(Dataset entries on figures)
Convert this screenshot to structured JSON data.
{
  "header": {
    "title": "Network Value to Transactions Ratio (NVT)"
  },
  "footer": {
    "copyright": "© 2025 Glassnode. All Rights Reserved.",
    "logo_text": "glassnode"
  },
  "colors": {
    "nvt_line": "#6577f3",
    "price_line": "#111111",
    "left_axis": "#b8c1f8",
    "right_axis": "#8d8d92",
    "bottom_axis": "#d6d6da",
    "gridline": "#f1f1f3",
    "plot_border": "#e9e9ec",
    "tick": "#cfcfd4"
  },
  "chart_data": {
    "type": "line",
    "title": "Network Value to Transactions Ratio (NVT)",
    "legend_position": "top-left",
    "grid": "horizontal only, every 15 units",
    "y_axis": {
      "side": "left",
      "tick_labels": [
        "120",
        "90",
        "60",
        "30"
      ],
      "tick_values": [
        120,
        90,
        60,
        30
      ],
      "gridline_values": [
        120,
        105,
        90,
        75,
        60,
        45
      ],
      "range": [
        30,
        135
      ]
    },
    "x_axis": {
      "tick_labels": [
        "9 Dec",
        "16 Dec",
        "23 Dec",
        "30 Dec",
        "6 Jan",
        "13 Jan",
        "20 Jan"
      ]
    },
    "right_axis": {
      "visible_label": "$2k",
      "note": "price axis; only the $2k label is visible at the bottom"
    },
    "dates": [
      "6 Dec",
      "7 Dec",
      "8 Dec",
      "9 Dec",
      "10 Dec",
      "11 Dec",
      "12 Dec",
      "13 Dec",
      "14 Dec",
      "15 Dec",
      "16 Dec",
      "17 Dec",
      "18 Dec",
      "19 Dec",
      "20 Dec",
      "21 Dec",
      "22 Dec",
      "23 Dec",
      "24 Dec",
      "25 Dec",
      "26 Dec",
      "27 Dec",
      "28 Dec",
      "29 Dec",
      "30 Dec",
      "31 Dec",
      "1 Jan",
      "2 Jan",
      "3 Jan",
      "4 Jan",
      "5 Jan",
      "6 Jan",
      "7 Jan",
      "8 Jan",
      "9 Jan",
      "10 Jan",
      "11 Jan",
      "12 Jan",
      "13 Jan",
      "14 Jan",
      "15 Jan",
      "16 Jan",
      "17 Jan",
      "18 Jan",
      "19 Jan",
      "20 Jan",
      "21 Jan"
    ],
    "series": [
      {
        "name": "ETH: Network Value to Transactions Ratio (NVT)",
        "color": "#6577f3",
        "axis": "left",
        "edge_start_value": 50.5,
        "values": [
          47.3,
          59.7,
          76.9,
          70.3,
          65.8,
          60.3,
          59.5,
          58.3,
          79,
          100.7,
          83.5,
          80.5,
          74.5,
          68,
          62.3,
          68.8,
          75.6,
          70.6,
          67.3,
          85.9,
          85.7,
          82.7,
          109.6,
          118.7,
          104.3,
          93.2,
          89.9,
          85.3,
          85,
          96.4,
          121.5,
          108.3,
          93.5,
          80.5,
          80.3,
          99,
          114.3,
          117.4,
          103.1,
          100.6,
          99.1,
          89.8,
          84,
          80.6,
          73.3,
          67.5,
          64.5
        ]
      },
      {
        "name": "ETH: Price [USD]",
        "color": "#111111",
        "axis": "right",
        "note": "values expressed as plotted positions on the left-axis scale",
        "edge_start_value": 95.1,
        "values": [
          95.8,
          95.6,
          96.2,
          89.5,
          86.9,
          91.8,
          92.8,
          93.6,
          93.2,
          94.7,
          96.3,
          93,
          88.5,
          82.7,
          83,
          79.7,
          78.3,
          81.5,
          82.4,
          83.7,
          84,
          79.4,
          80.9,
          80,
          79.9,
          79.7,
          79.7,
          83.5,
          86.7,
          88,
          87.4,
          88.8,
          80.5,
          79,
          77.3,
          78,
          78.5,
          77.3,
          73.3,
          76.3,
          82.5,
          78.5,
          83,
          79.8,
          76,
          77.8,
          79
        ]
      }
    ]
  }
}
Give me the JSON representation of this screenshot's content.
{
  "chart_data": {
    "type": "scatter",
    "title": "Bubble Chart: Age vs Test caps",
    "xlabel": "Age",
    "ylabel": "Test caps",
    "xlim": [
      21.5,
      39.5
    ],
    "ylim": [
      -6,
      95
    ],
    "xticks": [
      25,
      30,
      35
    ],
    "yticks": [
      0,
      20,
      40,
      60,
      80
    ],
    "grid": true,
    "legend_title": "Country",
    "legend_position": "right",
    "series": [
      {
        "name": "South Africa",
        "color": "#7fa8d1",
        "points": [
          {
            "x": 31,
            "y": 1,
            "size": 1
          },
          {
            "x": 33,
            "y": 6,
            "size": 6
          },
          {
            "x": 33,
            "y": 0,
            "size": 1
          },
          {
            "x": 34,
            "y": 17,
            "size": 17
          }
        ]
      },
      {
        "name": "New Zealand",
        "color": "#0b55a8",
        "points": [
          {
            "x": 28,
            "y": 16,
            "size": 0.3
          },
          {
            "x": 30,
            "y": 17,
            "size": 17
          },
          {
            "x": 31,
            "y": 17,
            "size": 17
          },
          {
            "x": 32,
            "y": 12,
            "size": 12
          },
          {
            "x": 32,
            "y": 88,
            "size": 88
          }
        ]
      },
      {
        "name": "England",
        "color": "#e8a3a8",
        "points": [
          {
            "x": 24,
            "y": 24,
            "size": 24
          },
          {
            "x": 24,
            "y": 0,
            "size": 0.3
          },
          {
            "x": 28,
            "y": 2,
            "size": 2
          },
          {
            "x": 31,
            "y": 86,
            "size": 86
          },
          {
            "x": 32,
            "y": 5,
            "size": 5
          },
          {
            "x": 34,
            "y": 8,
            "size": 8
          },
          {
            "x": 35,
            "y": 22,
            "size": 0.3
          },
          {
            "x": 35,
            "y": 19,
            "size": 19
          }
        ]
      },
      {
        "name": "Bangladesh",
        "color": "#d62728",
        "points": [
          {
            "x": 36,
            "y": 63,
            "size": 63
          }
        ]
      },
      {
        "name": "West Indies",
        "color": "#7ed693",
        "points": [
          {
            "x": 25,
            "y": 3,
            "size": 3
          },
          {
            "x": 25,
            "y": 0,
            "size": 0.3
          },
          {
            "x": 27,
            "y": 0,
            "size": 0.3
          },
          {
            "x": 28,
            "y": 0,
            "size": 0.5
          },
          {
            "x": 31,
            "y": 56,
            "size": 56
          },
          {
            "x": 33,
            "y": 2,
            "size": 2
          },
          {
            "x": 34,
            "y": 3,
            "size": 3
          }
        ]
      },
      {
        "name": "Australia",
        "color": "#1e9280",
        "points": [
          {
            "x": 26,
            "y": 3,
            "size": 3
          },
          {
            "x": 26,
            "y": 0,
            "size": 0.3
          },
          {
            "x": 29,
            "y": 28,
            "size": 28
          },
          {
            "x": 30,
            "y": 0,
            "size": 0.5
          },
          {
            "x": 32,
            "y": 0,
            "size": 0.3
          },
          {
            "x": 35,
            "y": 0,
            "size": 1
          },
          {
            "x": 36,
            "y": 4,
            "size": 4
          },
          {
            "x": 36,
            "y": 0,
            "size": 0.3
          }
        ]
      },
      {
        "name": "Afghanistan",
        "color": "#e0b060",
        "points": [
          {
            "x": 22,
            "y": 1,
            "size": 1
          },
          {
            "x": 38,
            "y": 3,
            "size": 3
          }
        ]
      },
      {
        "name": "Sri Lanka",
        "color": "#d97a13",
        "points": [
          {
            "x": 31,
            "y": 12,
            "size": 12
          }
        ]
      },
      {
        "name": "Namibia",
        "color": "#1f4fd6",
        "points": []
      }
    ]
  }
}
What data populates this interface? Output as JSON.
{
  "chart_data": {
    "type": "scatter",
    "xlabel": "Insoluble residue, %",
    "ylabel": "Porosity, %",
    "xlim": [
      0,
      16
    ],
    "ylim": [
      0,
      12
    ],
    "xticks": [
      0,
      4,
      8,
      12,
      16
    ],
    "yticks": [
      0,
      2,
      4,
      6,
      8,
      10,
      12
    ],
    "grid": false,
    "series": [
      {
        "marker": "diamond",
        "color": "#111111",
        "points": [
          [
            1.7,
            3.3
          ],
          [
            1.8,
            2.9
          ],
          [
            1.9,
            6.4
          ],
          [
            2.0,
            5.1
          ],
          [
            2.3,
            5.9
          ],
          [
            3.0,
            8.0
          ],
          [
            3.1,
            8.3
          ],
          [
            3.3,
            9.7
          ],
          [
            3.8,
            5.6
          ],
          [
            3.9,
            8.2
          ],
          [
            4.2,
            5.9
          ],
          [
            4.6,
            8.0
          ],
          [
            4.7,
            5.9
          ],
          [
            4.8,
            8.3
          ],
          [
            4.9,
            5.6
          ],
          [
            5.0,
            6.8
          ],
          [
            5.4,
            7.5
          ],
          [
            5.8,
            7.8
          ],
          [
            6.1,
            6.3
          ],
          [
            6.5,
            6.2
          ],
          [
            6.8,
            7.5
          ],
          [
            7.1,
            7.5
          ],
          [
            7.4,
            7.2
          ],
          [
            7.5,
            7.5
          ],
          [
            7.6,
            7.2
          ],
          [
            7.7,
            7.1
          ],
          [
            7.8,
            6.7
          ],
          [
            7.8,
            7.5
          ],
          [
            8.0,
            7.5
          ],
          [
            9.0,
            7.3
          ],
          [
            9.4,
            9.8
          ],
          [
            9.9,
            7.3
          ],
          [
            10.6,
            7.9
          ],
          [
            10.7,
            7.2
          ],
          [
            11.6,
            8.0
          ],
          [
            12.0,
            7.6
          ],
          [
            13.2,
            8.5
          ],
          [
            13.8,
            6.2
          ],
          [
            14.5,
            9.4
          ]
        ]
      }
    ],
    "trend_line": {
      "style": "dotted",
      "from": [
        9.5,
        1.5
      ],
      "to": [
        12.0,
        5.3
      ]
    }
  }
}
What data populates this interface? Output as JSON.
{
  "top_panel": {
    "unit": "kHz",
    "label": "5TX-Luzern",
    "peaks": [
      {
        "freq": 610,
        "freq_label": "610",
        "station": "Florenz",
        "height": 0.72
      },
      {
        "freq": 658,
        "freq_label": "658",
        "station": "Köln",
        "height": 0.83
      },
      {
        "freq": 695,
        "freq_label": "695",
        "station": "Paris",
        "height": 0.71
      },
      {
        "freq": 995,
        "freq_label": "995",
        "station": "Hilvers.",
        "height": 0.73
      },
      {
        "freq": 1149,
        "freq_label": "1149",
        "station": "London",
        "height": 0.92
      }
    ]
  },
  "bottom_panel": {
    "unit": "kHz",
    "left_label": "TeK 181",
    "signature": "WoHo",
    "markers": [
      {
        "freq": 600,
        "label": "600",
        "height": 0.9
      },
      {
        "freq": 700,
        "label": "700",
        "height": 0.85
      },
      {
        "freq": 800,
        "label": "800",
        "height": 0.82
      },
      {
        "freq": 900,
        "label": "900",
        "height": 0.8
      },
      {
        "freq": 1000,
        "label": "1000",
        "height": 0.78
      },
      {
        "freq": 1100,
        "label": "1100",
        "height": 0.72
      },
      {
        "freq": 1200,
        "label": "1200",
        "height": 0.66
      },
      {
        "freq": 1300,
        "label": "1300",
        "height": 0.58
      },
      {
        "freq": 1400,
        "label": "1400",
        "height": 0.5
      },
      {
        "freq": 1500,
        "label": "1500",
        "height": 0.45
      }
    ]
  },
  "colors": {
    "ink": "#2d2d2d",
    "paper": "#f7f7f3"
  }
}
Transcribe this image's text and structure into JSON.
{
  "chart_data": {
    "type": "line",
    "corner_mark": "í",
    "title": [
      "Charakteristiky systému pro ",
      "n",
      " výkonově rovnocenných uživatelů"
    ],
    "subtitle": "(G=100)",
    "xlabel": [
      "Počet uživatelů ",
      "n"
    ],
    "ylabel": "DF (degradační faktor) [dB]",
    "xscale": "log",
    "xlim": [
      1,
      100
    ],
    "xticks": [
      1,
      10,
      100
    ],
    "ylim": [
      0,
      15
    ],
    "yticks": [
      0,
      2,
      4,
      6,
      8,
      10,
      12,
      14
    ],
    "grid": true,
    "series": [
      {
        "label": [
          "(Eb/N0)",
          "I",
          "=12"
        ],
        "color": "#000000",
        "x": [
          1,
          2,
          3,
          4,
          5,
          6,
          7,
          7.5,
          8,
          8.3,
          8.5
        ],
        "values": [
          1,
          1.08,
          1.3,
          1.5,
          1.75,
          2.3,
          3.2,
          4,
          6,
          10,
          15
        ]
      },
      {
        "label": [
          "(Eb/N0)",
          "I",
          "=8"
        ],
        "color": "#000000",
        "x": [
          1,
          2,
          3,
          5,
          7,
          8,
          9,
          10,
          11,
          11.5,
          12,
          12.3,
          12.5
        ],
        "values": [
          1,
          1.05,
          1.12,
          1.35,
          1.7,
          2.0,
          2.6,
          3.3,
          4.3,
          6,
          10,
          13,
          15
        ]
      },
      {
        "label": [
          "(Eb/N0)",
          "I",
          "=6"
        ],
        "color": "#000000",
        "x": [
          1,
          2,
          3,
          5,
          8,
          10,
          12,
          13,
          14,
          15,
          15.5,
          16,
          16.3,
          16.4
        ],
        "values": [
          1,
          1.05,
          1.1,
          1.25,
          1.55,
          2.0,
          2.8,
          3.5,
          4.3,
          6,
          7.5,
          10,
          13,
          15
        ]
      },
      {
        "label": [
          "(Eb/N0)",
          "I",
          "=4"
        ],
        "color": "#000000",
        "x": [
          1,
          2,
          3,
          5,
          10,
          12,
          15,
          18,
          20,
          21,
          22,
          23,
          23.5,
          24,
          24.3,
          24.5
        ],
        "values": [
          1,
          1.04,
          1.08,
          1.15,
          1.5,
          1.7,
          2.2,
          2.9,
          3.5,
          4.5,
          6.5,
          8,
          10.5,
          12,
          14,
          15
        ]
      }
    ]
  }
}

INSTRUCTIONS TO FOLLOW:
Which lines hold the word "only"? Copy every one of them.

ANSWER:
    "grid": "horizontal only, every 15 units",
      "note": "price axis; only the $2k label is visible at the bottom"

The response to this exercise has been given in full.